Stated problem |
Spot each line in the records below where the word "devant" occurs, then copy it.

Dataset entries |
--- START ---

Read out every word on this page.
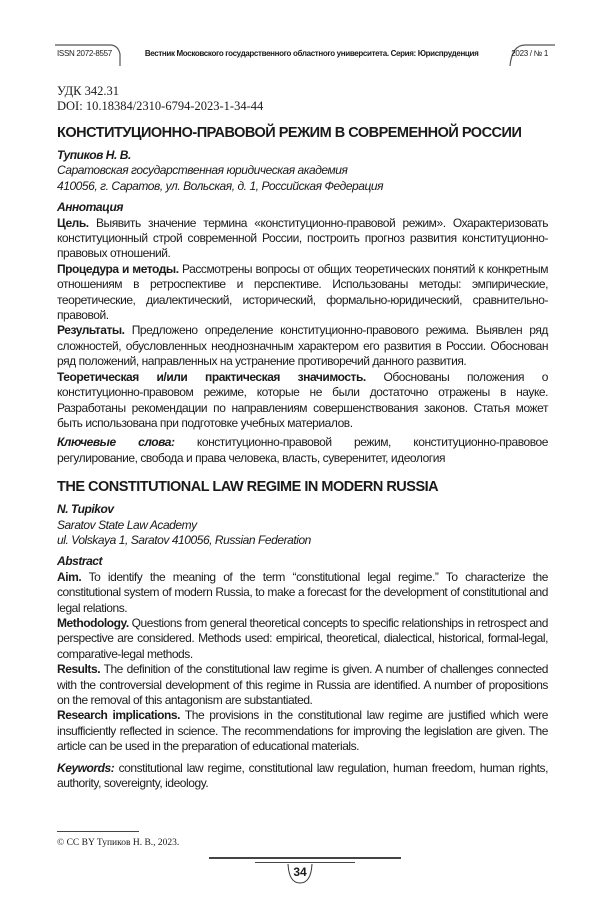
ISSN 2072-8557	Вестник Московского государственного областного университета. Серия: Юриспруденция	2023 / № 1
УДК 342.31
DOI: 10.18384/2310-6794-2023-1-34-44
КОНСТИТУЦИОННО-ПРАВОВОЙ РЕЖИМ В СОВРЕМЕННОЙ РОССИИ
Тупиков Н. В.
Саратовская государственная юридическая академия
410056, г. Саратов, ул. Вольская, д. 1, Российская Федерация

Аннотация

Цель. Выявить значение термина «конституционно-правовой режим». Охарактеризовать конституционный строй современной России, построить прогноз развития конституционно-правовых отношений.

Процедура и методы. Рассмотрены вопросы от общих теоретических понятий к конкретным отношениям в ретроспективе и перспективе. Использованы методы: эмпирические, теоретические, диалектический, исторический, формально-юридический, сравнительно-правовой.

Результаты. Предложено определение конституционно-правового режима. Выявлен ряд сложностей, обусловленных неоднозначным характером его развития в России. Обоснован ряд положений, направленных на устранение противоречий данного развития.

Теоретическая и/или практическая значимость. Обоснованы положения о конституционно-правовом режиме, которые не были достаточно отражены в науке. Разработаны рекомендации по направлениям совершенствования законов. Статья может быть использована при подготовке учебных материалов.

Ключевые слова: конституционно-правовой режим, конституционно-правовое регулирование, свобода и права человека, власть, суверенитет, идеология

THE CONSTITUTIONAL LAW REGIME IN MODERN RUSSIA
N. Tupikov
Saratov State Law Academy
ul. Volskaya 1, Saratov 410056, Russian Federation

Abstract

Aim. To identify the meaning of the term “constitutional legal regime.” To characterize the constitutional system of modern Russia, to make a forecast for the development of constitutional and legal relations.

Methodology. Questions from general theoretical concepts to specific relationships in retrospect and perspective are considered. Methods used: empirical, theoretical, dialectical, historical, formal-legal, comparative-legal methods.

Results. The definition of the constitutional law regime is given. A number of challenges connected with the controversial development of this regime in Russia are identified. A number of propositions on the removal of this antagonism are substantiated.

Research implications. The provisions in the constitutional law regime are justified which were insufficiently reflected in science. The recommendations for improving the legislation are given. The article can be used in the preparation of educational materials.

Keywords: constitutional law regime, constitutional law regulation, human freedom, human rights, authority, sovereignty, ideology.

© CC BY Тупиков Н. В., 2023.
34
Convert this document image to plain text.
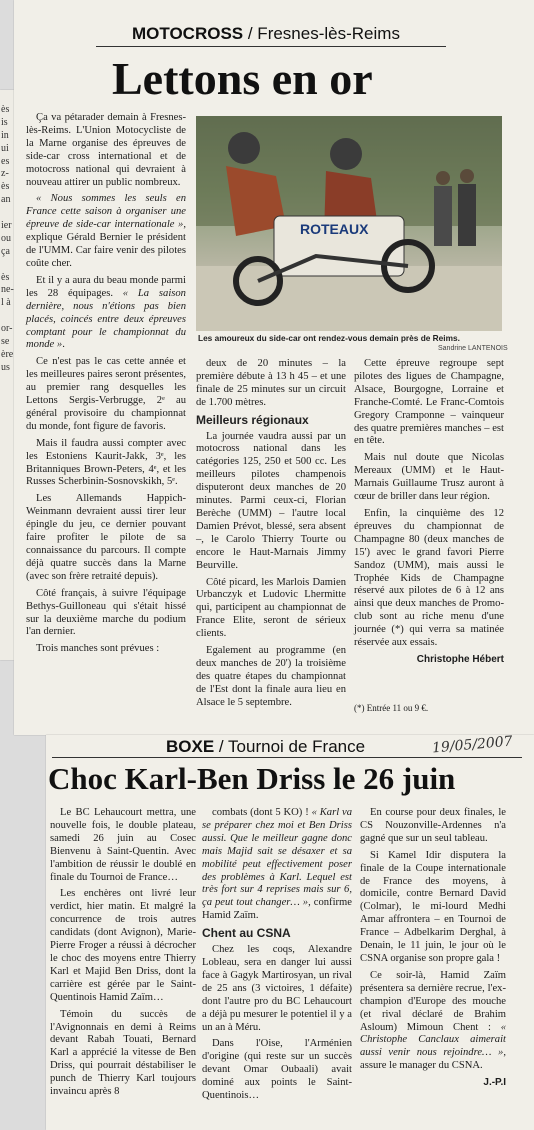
ès
is
in
ui
es
z-
ès
an
ier
ou
ça
ès
ne-
l à
or-
se
ère
us
MOTOCROSS / Fresnes-lès-Reims
Lettons en or

Ça va pétarader demain à Fresnes-lès-Reims. L'Union Motocycliste de la Marne organise des épreuves de side-car cross international et de motocross national qui devraient à nouveau attirer un public nombreux.

« Nous sommes les seuls en France cette saison à organiser une épreuve de side-car internationale », explique Gérald Bernier le président de l'UMM. Car faire venir des pilotes coûte cher.

Et il y a aura du beau monde parmi les 28 équipages. « La saison dernière, nous n'étions pas bien placés, coincés entre deux épreuves comptant pour le championnat du monde ».

Ce n'est pas le cas cette année et les meilleures paires seront présentes, au premier rang desquelles les Lettons Sergis-Verbrugge, 2ᵉ au général provisoire du championnat du monde, font figure de favoris.

Mais il faudra aussi compter avec les Estoniens Kaurit-Jakk, 3ᵉ, les Britanniques Brown-Peters, 4ᵉ, et les Russes Scherbinin-Sosnovskikh, 5ᵉ.

Les Allemands Happich-Weinmann devraient aussi tirer leur épingle du jeu, ce dernier pouvant faire profiter le pilote de sa connaissance du parcours. Il compte déjà quatre succès dans la Marne (avec son frère retraité depuis).

Côté français, à suivre l'équipage Bethys-Guilloneau qui s'était hissé sur la deuxième marche du podium l'an dernier.

Trois manches sont prévues :

ROTEAUX
Les amoureux du side-car ont rendez-vous demain près de Reims.
Sandrine LANTENOIS

deux de 20 minutes – la première débute à 13 h 45 – et une finale de 25 minutes sur un circuit de 1.700 mètres.

Meilleurs régionaux

La journée vaudra aussi par un motocross national dans les catégories 125, 250 et 500 cc. Les meilleurs pilotes champenois disputeront deux manches de 20 minutes. Parmi ceux-ci, Florian Berèche (UMM) – l'autre local Damien Prévot, blessé, sera absent –, le Carolo Thierry Tourte ou encore le Haut-Marnais Jimmy Beurville.

Côté picard, les Marlois Damien Urbanczyk et Ludovic Lhermitte qui, participent au championnat de France Elite, seront de sérieux clients.

Egalement au programme (en deux manches de 20') la troisième des quatre étapes du championnat de l'Est dont la finale aura lieu en Alsace le 5 septembre.

Cette épreuve regroupe sept pilotes des ligues de Champagne, Alsace, Bourgogne, Lorraine et Franche-Comté. Le Franc-Comtois Gregory Cramponne – vainqueur des quatre premières manches – est en tête.

Mais nul doute que Nicolas Mereaux (UMM) et le Haut-Marnais Guillaume Trusz auront à cœur de briller dans leur région.

Enfin, la cinquième des 12 épreuves du championnat de Champagne 80 (deux manches de 15') avec le grand favori Pierre Sandoz (UMM), mais aussi le Trophée Kids de Champagne réservé aux pilotes de 6 à 12 ans ainsi que deux manches de Promo-club sont au riche menu d'une journée (*) qui verra sa matinée réservée aux essais.

Christophe Hébert

(*) Entrée 11 ou 9 €.
BOXE / Tournoi de France	19/05/2007
Choc Karl-Ben Driss le 26 juin

Le BC Lehaucourt mettra, une nouvelle fois, le double plateau, samedi 26 juin au Cosec Bienvenu à Saint-Quentin. Avec l'ambition de réussir le doublé en finale du Tournoi de France…

Les enchères ont livré leur verdict, hier matin. Et malgré la concurrence de trois autres candidats (dont Avignon), Marie-Pierre Froger a réussi à décrocher le choc des moyens entre Thierry Karl et Majid Ben Driss, dont la carrière est gérée par le Saint-Quentinois Hamid Zaïm…

Témoin du succès de l'Avignonnais en demi à Reims devant Rabah Touati, Bernard Karl a apprécié la vitesse de Ben Driss, qui pourrait déstabiliser le punch de Thierry Karl toujours invaincu après 8

combats (dont 5 KO) ! « Karl va se préparer chez moi et Ben Driss aussi. Que le meilleur gagne donc mais Majid sait se désaxer et sa mobilité peut effectivement poser des problèmes à Karl. Lequel est très fort sur 4 reprises mais sur 6, ça peut tout changer… », confirme Hamid Zaïm.

Chent au CSNA

Chez les coqs, Alexandre Lobleau, sera en danger lui aussi face à Gagyk Martirosyan, un rival de 25 ans (3 victoires, 1 défaite) dont l'autre pro du BC Lehaucourt a déjà pu mesurer le potentiel il y a un an à Méru.

Dans l'Oise, l'Arménien d'origine (qui reste sur un succès devant Omar Oubaali) avait dominé aux points le Saint-Quentinois…

En course pour deux finales, le CS Nouzonville-Ardennes n'a gagné que sur un seul tableau.

Si Kamel Idir disputera la finale de la Coupe internationale de France des moyens, à domicile, contre Bernard David (Colmar), le mi-lourd Medhi Amar affrontera – en Tournoi de France – Adbelkarim Derghal, à Denain, le 11 juin, le jour où le CSNA organise son propre gala !

Ce soir-là, Hamid Zaïm présentera sa dernière recrue, l'ex-champion d'Europe des mouche (et rival déclaré de Brahim Asloum) Mimoun Chent : « Christophe Canclaux aimerait aussi venir nous rejoindre… », assure le manager du CSNA.

J.-P.I
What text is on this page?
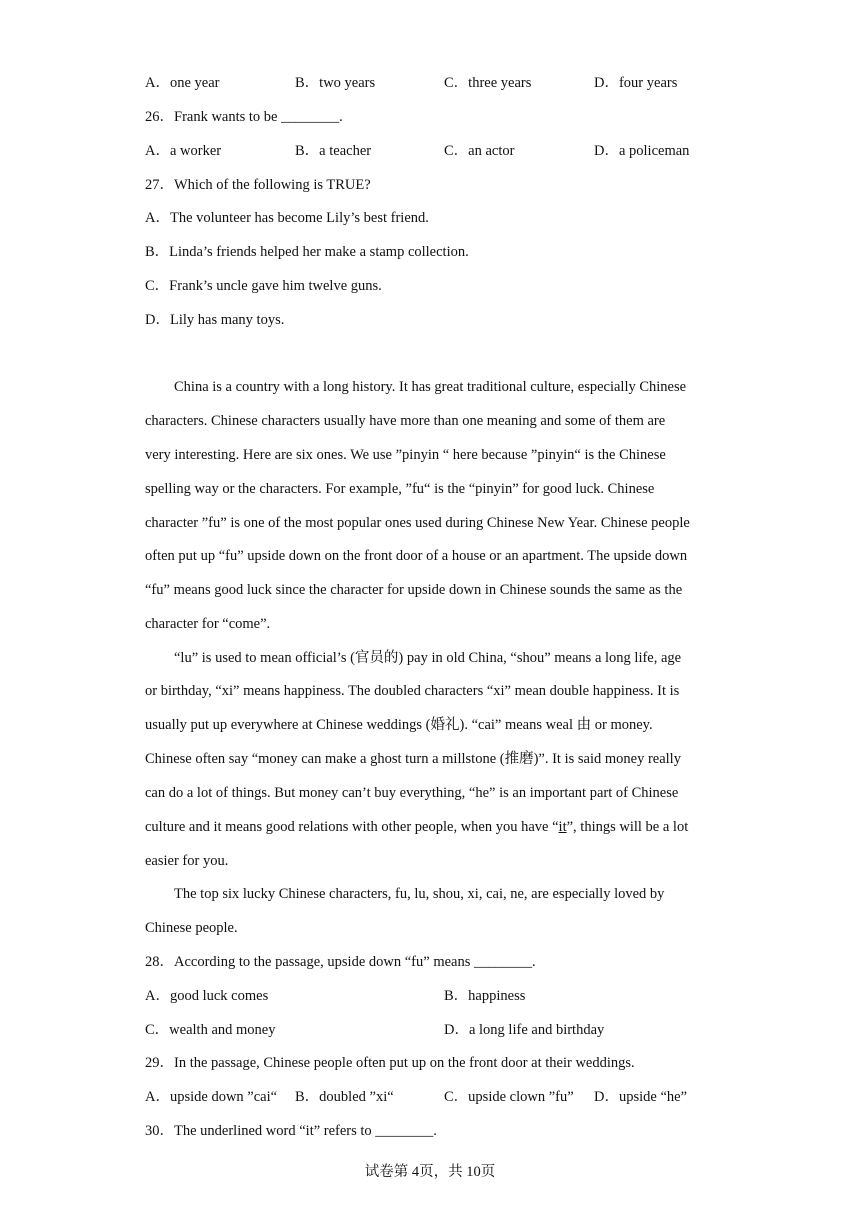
A．one year	B．two years	C．three years	D．four years
26．Frank wants to be ________.
A．a worker	B．a teacher	C．an actor	D．a policeman
27．Which of the following is TRUE?
A．The volunteer has become Lily’s best friend.
B．Linda’s friends helped her make a stamp collection.
C．Frank’s uncle gave him twelve guns.
D．Lily has many toys.
China is a country with a long history. It has great traditional culture, especially Chinese
characters. Chinese characters usually have more than one meaning and some of them are
very interesting. Here are six ones. We use ”pinyin “ here because ”pinyin“ is the Chinese
spelling way or the characters. For example, ”fu“ is the “pinyin” for good luck. Chinese
character ”fu” is one of the most popular ones used during Chinese New Year. Chinese people
often put up “fu” upside down on the front door of a house or an apartment. The upside down
“fu” means good luck since the character for upside down in Chinese sounds the same as the
character for “come”.
“lu” is used to mean official’s (官员的) pay in old China, “shou” means a long life, age
or birthday, “xi” means happiness. The doubled characters “xi” mean double happiness. It is
usually put up everywhere at Chinese weddings (婚礼). “cai” means weal 由 or money.
Chinese often say “money can make a ghost turn a millstone (推磨)”. It is said money really
can do a lot of things. But money can’t buy everything, “he” is an important part of Chinese
culture and it means good relations with other people, when you have “it”, things will be a lot
easier for you.
The top six lucky Chinese characters, fu, lu, shou, xi, cai, ne, are especially loved by
Chinese people.
28．According to the passage, upside down “fu” means ________.
A．good luck comes	B．happiness
C．wealth and money	D．a long life and birthday
29．In the passage, Chinese people often put up on the front door at their weddings.
A．upside down ”cai“ B．doubled ”xi“	C．upside clown ”fu” D．upside “he”
30．The underlined word “it” refers to ________.
试卷第 4页，共 10页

--- END ---

Task result |
Témoin du succès de l'Avignonnais en demi à Reims devant Rabah Touati, Bernard Karl a apprécié la vitesse de Ben Driss, qui pourrait déstabiliser le punch de Thierry Karl toujours invaincu après 8
Dans l'Oise, l'Arménien d'origine (qui reste sur un succès devant Omar Oubaali) avait dominé aux points le Saint-Quentinois…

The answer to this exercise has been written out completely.